> **Work to be completed**:
Pick out every line in the data below that holds "thanh".

> **Dataset records**:
* * *
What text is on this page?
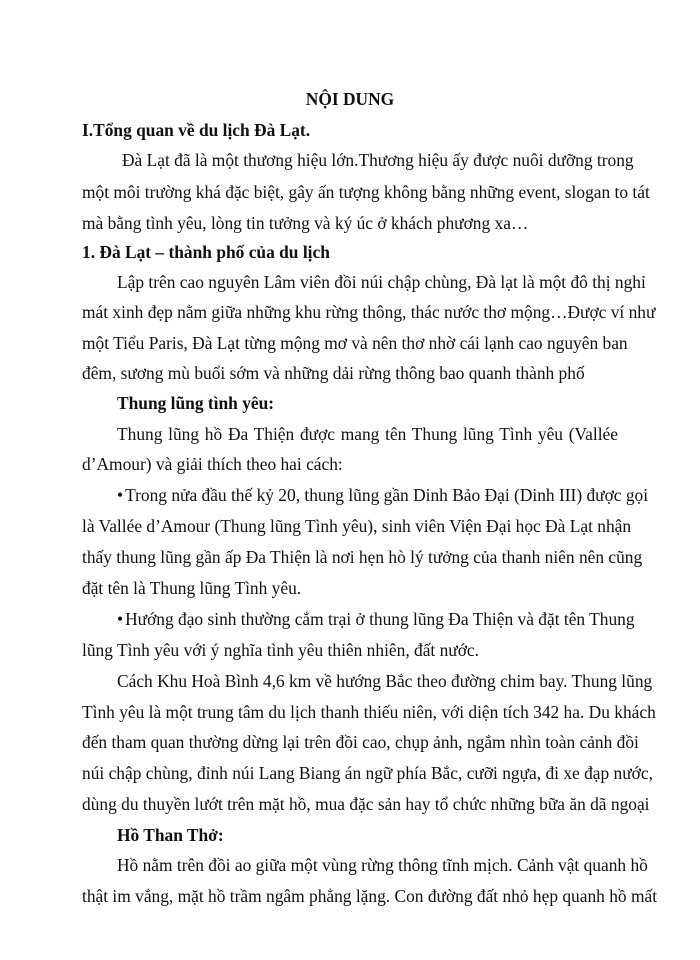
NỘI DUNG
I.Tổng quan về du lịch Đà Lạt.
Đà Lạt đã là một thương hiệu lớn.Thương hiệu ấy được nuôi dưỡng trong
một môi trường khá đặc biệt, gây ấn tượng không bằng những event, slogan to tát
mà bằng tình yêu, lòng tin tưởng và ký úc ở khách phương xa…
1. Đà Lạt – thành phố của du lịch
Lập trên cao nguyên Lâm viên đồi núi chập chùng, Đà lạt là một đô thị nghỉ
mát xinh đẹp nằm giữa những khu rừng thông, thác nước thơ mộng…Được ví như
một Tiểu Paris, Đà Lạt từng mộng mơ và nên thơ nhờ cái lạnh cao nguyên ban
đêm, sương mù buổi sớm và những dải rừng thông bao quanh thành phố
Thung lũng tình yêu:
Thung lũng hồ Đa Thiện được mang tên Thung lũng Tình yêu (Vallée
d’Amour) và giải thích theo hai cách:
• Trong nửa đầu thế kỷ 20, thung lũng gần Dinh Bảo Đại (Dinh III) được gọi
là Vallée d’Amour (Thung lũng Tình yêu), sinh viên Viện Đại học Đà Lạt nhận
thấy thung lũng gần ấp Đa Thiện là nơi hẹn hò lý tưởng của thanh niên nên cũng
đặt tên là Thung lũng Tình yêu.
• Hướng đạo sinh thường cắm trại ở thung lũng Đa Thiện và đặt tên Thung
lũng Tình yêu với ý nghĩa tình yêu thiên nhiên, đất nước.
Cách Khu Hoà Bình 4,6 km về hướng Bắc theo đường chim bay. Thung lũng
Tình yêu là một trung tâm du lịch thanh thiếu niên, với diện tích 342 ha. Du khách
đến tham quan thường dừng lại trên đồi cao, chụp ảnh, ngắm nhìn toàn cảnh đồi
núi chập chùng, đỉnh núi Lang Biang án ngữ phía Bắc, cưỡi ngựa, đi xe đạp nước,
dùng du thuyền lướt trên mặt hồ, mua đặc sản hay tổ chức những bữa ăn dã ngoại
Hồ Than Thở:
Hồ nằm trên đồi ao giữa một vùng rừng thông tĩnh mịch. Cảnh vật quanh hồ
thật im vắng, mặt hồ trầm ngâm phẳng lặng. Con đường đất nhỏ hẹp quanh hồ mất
* * *
> **Exercise result**:
thấy thung lũng gần ấp Đa Thiện là nơi hẹn hò lý tưởng của thanh niên nên cũng
Tình yêu là một trung tâm du lịch thanh thiếu niên, với diện tích 342 ha. Du khách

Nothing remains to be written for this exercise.